**WHAT THE TASK REQUIRES**
Images should be left out, and everything else in the listing reproduced exactly.

(Figure collection entries)

** Start **

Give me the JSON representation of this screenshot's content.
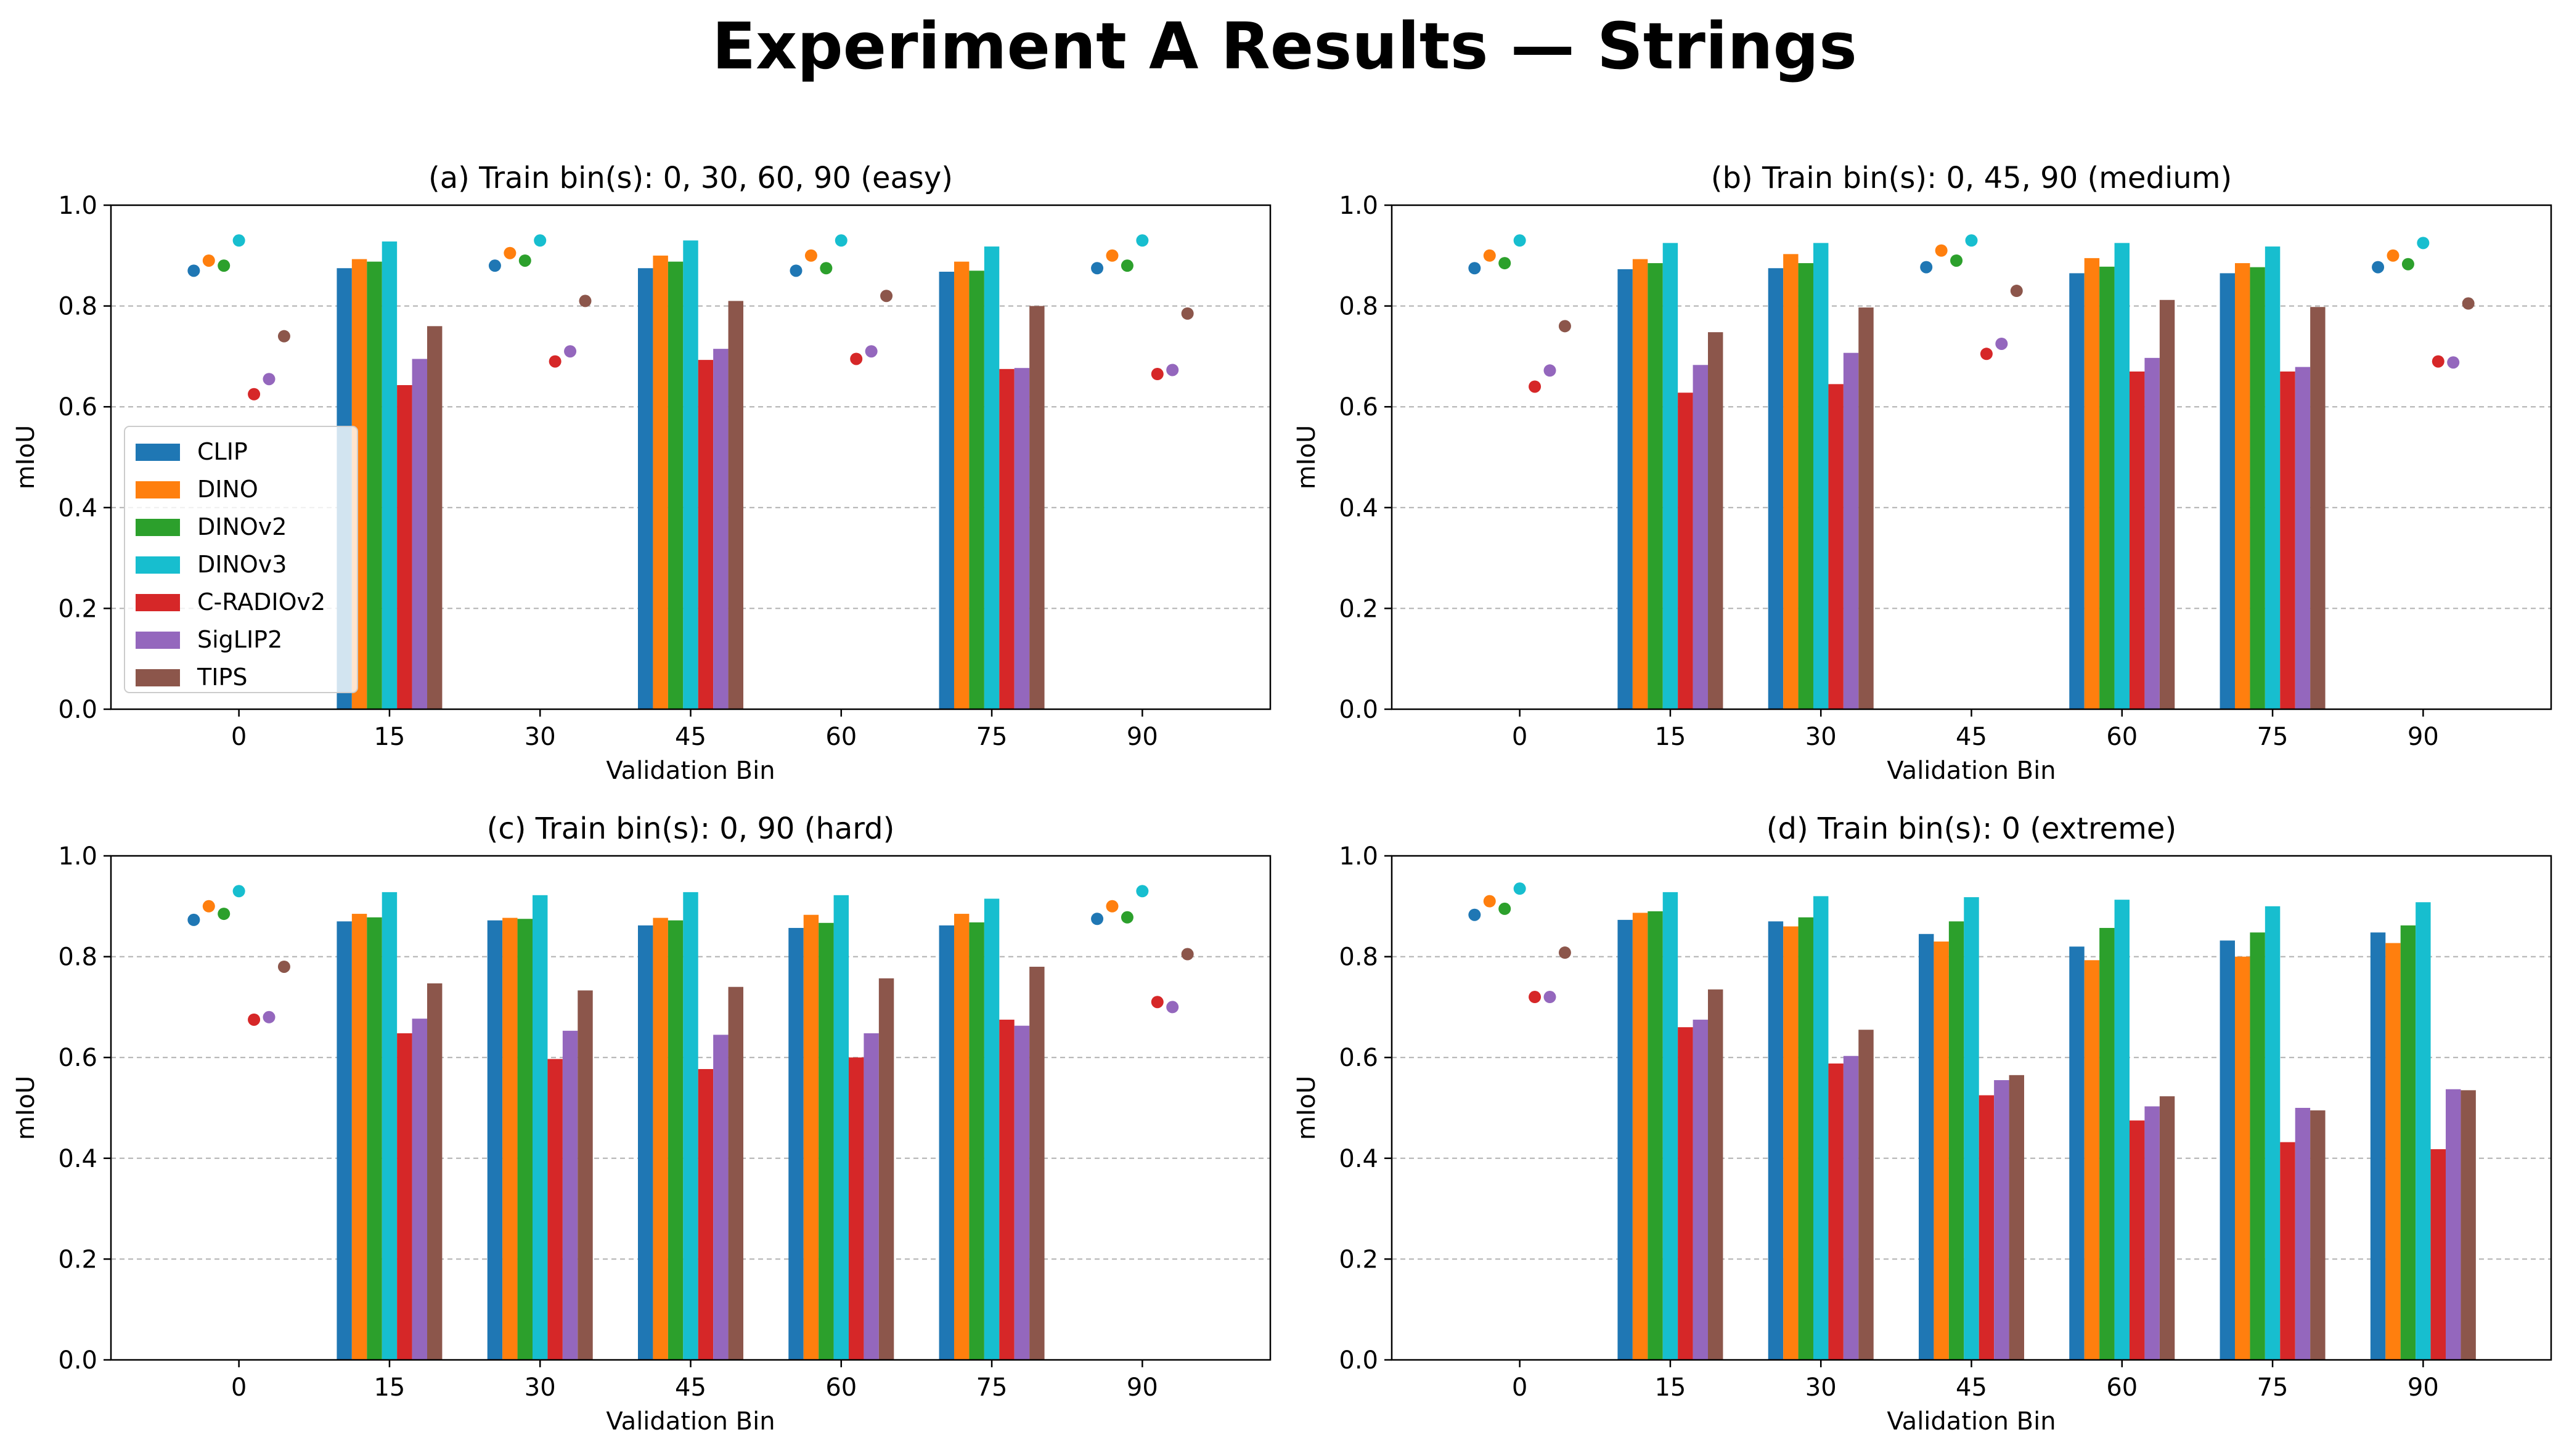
{
  "title": "Experiment A Results — Strings",
  "legend": {
    "entries": [
      "CLIP",
      "DINO",
      "DINOv2",
      "DINOv3",
      "C-RADIOv2",
      "SigLIP2",
      "TIPS"
    ],
    "placement": "center-left (panel a)"
  },
  "colors": {
    "CLIP": "#1f77b4",
    "DINO": "#ff7f0e",
    "DINOv2": "#2ca02c",
    "DINOv3": "#17becf",
    "C-RADIOv2": "#d62728",
    "SigLIP2": "#9467bd",
    "TIPS": "#8c564b"
  },
  "chart_data": [
    {
      "type": "bar",
      "title": "(a) Train bin(s): 0, 30, 60, 90 (easy)",
      "xlabel": "Validation Bin",
      "ylabel": "mIoU",
      "categories": [
        "0",
        "15",
        "30",
        "45",
        "60",
        "75",
        "90"
      ],
      "yticks": [
        "0.0",
        "0.2",
        "0.4",
        "0.6",
        "0.8",
        "1.0"
      ],
      "ylim": [
        0,
        1
      ],
      "grid": "y-dashed",
      "train_bins": [
        "0",
        "30",
        "60",
        "90"
      ],
      "series": [
        {
          "name": "CLIP",
          "values": [
            0.87,
            0.875,
            0.88,
            0.875,
            0.87,
            0.868,
            0.875
          ]
        },
        {
          "name": "DINO",
          "values": [
            0.89,
            0.893,
            0.905,
            0.9,
            0.9,
            0.888,
            0.9
          ]
        },
        {
          "name": "DINOv2",
          "values": [
            0.88,
            0.888,
            0.89,
            0.888,
            0.875,
            0.87,
            0.88
          ]
        },
        {
          "name": "DINOv3",
          "values": [
            0.93,
            0.928,
            0.93,
            0.93,
            0.93,
            0.918,
            0.93
          ]
        },
        {
          "name": "C-RADIOv2",
          "values": [
            0.625,
            0.643,
            0.69,
            0.693,
            0.695,
            0.675,
            0.665
          ]
        },
        {
          "name": "SigLIP2",
          "values": [
            0.655,
            0.695,
            0.71,
            0.715,
            0.71,
            0.677,
            0.673
          ]
        },
        {
          "name": "TIPS",
          "values": [
            0.74,
            0.76,
            0.81,
            0.81,
            0.82,
            0.8,
            0.785
          ]
        }
      ]
    },
    {
      "type": "bar",
      "title": "(b) Train bin(s): 0, 45, 90 (medium)",
      "xlabel": "Validation Bin",
      "ylabel": "mIoU",
      "categories": [
        "0",
        "15",
        "30",
        "45",
        "60",
        "75",
        "90"
      ],
      "yticks": [
        "0.0",
        "0.2",
        "0.4",
        "0.6",
        "0.8",
        "1.0"
      ],
      "ylim": [
        0,
        1
      ],
      "grid": "y-dashed",
      "train_bins": [
        "0",
        "45",
        "90"
      ],
      "series": [
        {
          "name": "CLIP",
          "values": [
            0.875,
            0.873,
            0.875,
            0.877,
            0.865,
            0.865,
            0.877
          ]
        },
        {
          "name": "DINO",
          "values": [
            0.9,
            0.893,
            0.903,
            0.91,
            0.895,
            0.885,
            0.9
          ]
        },
        {
          "name": "DINOv2",
          "values": [
            0.885,
            0.885,
            0.885,
            0.89,
            0.878,
            0.877,
            0.883
          ]
        },
        {
          "name": "DINOv3",
          "values": [
            0.93,
            0.925,
            0.925,
            0.93,
            0.925,
            0.918,
            0.925
          ]
        },
        {
          "name": "C-RADIOv2",
          "values": [
            0.64,
            0.628,
            0.645,
            0.705,
            0.67,
            0.67,
            0.69
          ]
        },
        {
          "name": "SigLIP2",
          "values": [
            0.672,
            0.683,
            0.707,
            0.725,
            0.697,
            0.679,
            0.688
          ]
        },
        {
          "name": "TIPS",
          "values": [
            0.76,
            0.748,
            0.797,
            0.83,
            0.812,
            0.798,
            0.805
          ]
        }
      ]
    },
    {
      "type": "bar",
      "title": "(c) Train bin(s): 0, 90 (hard)",
      "xlabel": "Validation Bin",
      "ylabel": "mIoU",
      "categories": [
        "0",
        "15",
        "30",
        "45",
        "60",
        "75",
        "90"
      ],
      "yticks": [
        "0.0",
        "0.2",
        "0.4",
        "0.6",
        "0.8",
        "1.0"
      ],
      "ylim": [
        0,
        1
      ],
      "grid": "y-dashed",
      "train_bins": [
        "0",
        "90"
      ],
      "series": [
        {
          "name": "CLIP",
          "values": [
            0.873,
            0.87,
            0.872,
            0.862,
            0.857,
            0.862,
            0.875
          ]
        },
        {
          "name": "DINO",
          "values": [
            0.9,
            0.885,
            0.877,
            0.877,
            0.883,
            0.885,
            0.9
          ]
        },
        {
          "name": "DINOv2",
          "values": [
            0.885,
            0.878,
            0.875,
            0.872,
            0.867,
            0.868,
            0.878
          ]
        },
        {
          "name": "DINOv3",
          "values": [
            0.93,
            0.928,
            0.922,
            0.928,
            0.922,
            0.915,
            0.93
          ]
        },
        {
          "name": "C-RADIOv2",
          "values": [
            0.675,
            0.648,
            0.597,
            0.577,
            0.6,
            0.675,
            0.71
          ]
        },
        {
          "name": "SigLIP2",
          "values": [
            0.68,
            0.677,
            0.653,
            0.645,
            0.648,
            0.663,
            0.7
          ]
        },
        {
          "name": "TIPS",
          "values": [
            0.78,
            0.747,
            0.733,
            0.74,
            0.757,
            0.78,
            0.805
          ]
        }
      ]
    },
    {
      "type": "bar",
      "title": "(d) Train bin(s): 0 (extreme)",
      "xlabel": "Validation Bin",
      "ylabel": "mIoU",
      "categories": [
        "0",
        "15",
        "30",
        "45",
        "60",
        "75",
        "90"
      ],
      "yticks": [
        "0.0",
        "0.2",
        "0.4",
        "0.6",
        "0.8",
        "1.0"
      ],
      "ylim": [
        0,
        1
      ],
      "grid": "y-dashed",
      "train_bins": [
        "0"
      ],
      "series": [
        {
          "name": "CLIP",
          "values": [
            0.883,
            0.873,
            0.87,
            0.845,
            0.82,
            0.832,
            0.848
          ]
        },
        {
          "name": "DINO",
          "values": [
            0.91,
            0.887,
            0.86,
            0.83,
            0.793,
            0.8,
            0.827
          ]
        },
        {
          "name": "DINOv2",
          "values": [
            0.895,
            0.89,
            0.878,
            0.87,
            0.857,
            0.848,
            0.862
          ]
        },
        {
          "name": "DINOv3",
          "values": [
            0.935,
            0.928,
            0.92,
            0.918,
            0.913,
            0.9,
            0.908
          ]
        },
        {
          "name": "C-RADIOv2",
          "values": [
            0.72,
            0.66,
            0.588,
            0.525,
            0.475,
            0.432,
            0.418
          ]
        },
        {
          "name": "SigLIP2",
          "values": [
            0.72,
            0.675,
            0.603,
            0.555,
            0.503,
            0.5,
            0.537
          ]
        },
        {
          "name": "TIPS",
          "values": [
            0.808,
            0.735,
            0.655,
            0.565,
            0.523,
            0.495,
            0.535
          ]
        }
      ]
    }
  ]
}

** End **

**EXERCISE RESULT**
Give me the JSON representation of this screenshot's content.
{
  "title": "Experiment A Results — Strings",
  "legend": {
    "entries": [
      "CLIP",
      "DINO",
      "DINOv2",
      "DINOv3",
      "C-RADIOv2",
      "SigLIP2",
      "TIPS"
    ],
    "placement": "center-left (panel a)"
  },
  "colors": {
    "CLIP": "#1f77b4",
    "DINO": "#ff7f0e",
    "DINOv2": "#2ca02c",
    "DINOv3": "#17becf",
    "C-RADIOv2": "#d62728",
    "SigLIP2": "#9467bd",
    "TIPS": "#8c564b"
  },
  "chart_data": [
    {
      "type": "bar",
      "title": "(a) Train bin(s): 0, 30, 60, 90 (easy)",
      "xlabel": "Validation Bin",
      "ylabel": "mIoU",
      "categories": [
        "0",
        "15",
        "30",
        "45",
        "60",
        "75",
        "90"
      ],
      "yticks": [
        "0.0",
        "0.2",
        "0.4",
        "0.6",
        "0.8",
        "1.0"
      ],
      "ylim": [
        0,
        1
      ],
      "grid": "y-dashed",
      "train_bins": [
        "0",
        "30",
        "60",
        "90"
      ],
      "series": [
        {
          "name": "CLIP",
          "values": [
            0.87,
            0.875,
            0.88,
            0.875,
            0.87,
            0.868,
            0.875
          ]
        },
        {
          "name": "DINO",
          "values": [
            0.89,
            0.893,
            0.905,
            0.9,
            0.9,
            0.888,
            0.9
          ]
        },
        {
          "name": "DINOv2",
          "values": [
            0.88,
            0.888,
            0.89,
            0.888,
            0.875,
            0.87,
            0.88
          ]
        },
        {
          "name": "DINOv3",
          "values": [
            0.93,
            0.928,
            0.93,
            0.93,
            0.93,
            0.918,
            0.93
          ]
        },
        {
          "name": "C-RADIOv2",
          "values": [
            0.625,
            0.643,
            0.69,
            0.693,
            0.695,
            0.675,
            0.665
          ]
        },
        {
          "name": "SigLIP2",
          "values": [
            0.655,
            0.695,
            0.71,
            0.715,
            0.71,
            0.677,
            0.673
          ]
        },
        {
          "name": "TIPS",
          "values": [
            0.74,
            0.76,
            0.81,
            0.81,
            0.82,
            0.8,
            0.785
          ]
        }
      ]
    },
    {
      "type": "bar",
      "title": "(b) Train bin(s): 0, 45, 90 (medium)",
      "xlabel": "Validation Bin",
      "ylabel": "mIoU",
      "categories": [
        "0",
        "15",
        "30",
        "45",
        "60",
        "75",
        "90"
      ],
      "yticks": [
        "0.0",
        "0.2",
        "0.4",
        "0.6",
        "0.8",
        "1.0"
      ],
      "ylim": [
        0,
        1
      ],
      "grid": "y-dashed",
      "train_bins": [
        "0",
        "45",
        "90"
      ],
      "series": [
        {
          "name": "CLIP",
          "values": [
            0.875,
            0.873,
            0.875,
            0.877,
            0.865,
            0.865,
            0.877
          ]
        },
        {
          "name": "DINO",
          "values": [
            0.9,
            0.893,
            0.903,
            0.91,
            0.895,
            0.885,
            0.9
          ]
        },
        {
          "name": "DINOv2",
          "values": [
            0.885,
            0.885,
            0.885,
            0.89,
            0.878,
            0.877,
            0.883
          ]
        },
        {
          "name": "DINOv3",
          "values": [
            0.93,
            0.925,
            0.925,
            0.93,
            0.925,
            0.918,
            0.925
          ]
        },
        {
          "name": "C-RADIOv2",
          "values": [
            0.64,
            0.628,
            0.645,
            0.705,
            0.67,
            0.67,
            0.69
          ]
        },
        {
          "name": "SigLIP2",
          "values": [
            0.672,
            0.683,
            0.707,
            0.725,
            0.697,
            0.679,
            0.688
          ]
        },
        {
          "name": "TIPS",
          "values": [
            0.76,
            0.748,
            0.797,
            0.83,
            0.812,
            0.798,
            0.805
          ]
        }
      ]
    },
    {
      "type": "bar",
      "title": "(c) Train bin(s): 0, 90 (hard)",
      "xlabel": "Validation Bin",
      "ylabel": "mIoU",
      "categories": [
        "0",
        "15",
        "30",
        "45",
        "60",
        "75",
        "90"
      ],
      "yticks": [
        "0.0",
        "0.2",
        "0.4",
        "0.6",
        "0.8",
        "1.0"
      ],
      "ylim": [
        0,
        1
      ],
      "grid": "y-dashed",
      "train_bins": [
        "0",
        "90"
      ],
      "series": [
        {
          "name": "CLIP",
          "values": [
            0.873,
            0.87,
            0.872,
            0.862,
            0.857,
            0.862,
            0.875
          ]
        },
        {
          "name": "DINO",
          "values": [
            0.9,
            0.885,
            0.877,
            0.877,
            0.883,
            0.885,
            0.9
          ]
        },
        {
          "name": "DINOv2",
          "values": [
            0.885,
            0.878,
            0.875,
            0.872,
            0.867,
            0.868,
            0.878
          ]
        },
        {
          "name": "DINOv3",
          "values": [
            0.93,
            0.928,
            0.922,
            0.928,
            0.922,
            0.915,
            0.93
          ]
        },
        {
          "name": "C-RADIOv2",
          "values": [
            0.675,
            0.648,
            0.597,
            0.577,
            0.6,
            0.675,
            0.71
          ]
        },
        {
          "name": "SigLIP2",
          "values": [
            0.68,
            0.677,
            0.653,
            0.645,
            0.648,
            0.663,
            0.7
          ]
        },
        {
          "name": "TIPS",
          "values": [
            0.78,
            0.747,
            0.733,
            0.74,
            0.757,
            0.78,
            0.805
          ]
        }
      ]
    },
    {
      "type": "bar",
      "title": "(d) Train bin(s): 0 (extreme)",
      "xlabel": "Validation Bin",
      "ylabel": "mIoU",
      "categories": [
        "0",
        "15",
        "30",
        "45",
        "60",
        "75",
        "90"
      ],
      "yticks": [
        "0.0",
        "0.2",
        "0.4",
        "0.6",
        "0.8",
        "1.0"
      ],
      "ylim": [
        0,
        1
      ],
      "grid": "y-dashed",
      "train_bins": [
        "0"
      ],
      "series": [
        {
          "name": "CLIP",
          "values": [
            0.883,
            0.873,
            0.87,
            0.845,
            0.82,
            0.832,
            0.848
          ]
        },
        {
          "name": "DINO",
          "values": [
            0.91,
            0.887,
            0.86,
            0.83,
            0.793,
            0.8,
            0.827
          ]
        },
        {
          "name": "DINOv2",
          "values": [
            0.895,
            0.89,
            0.878,
            0.87,
            0.857,
            0.848,
            0.862
          ]
        },
        {
          "name": "DINOv3",
          "values": [
            0.935,
            0.928,
            0.92,
            0.918,
            0.913,
            0.9,
            0.908
          ]
        },
        {
          "name": "C-RADIOv2",
          "values": [
            0.72,
            0.66,
            0.588,
            0.525,
            0.475,
            0.432,
            0.418
          ]
        },
        {
          "name": "SigLIP2",
          "values": [
            0.72,
            0.675,
            0.603,
            0.555,
            0.503,
            0.5,
            0.537
          ]
        },
        {
          "name": "TIPS",
          "values": [
            0.808,
            0.735,
            0.655,
            0.565,
            0.523,
            0.495,
            0.535
          ]
        }
      ]
    }
  ]
}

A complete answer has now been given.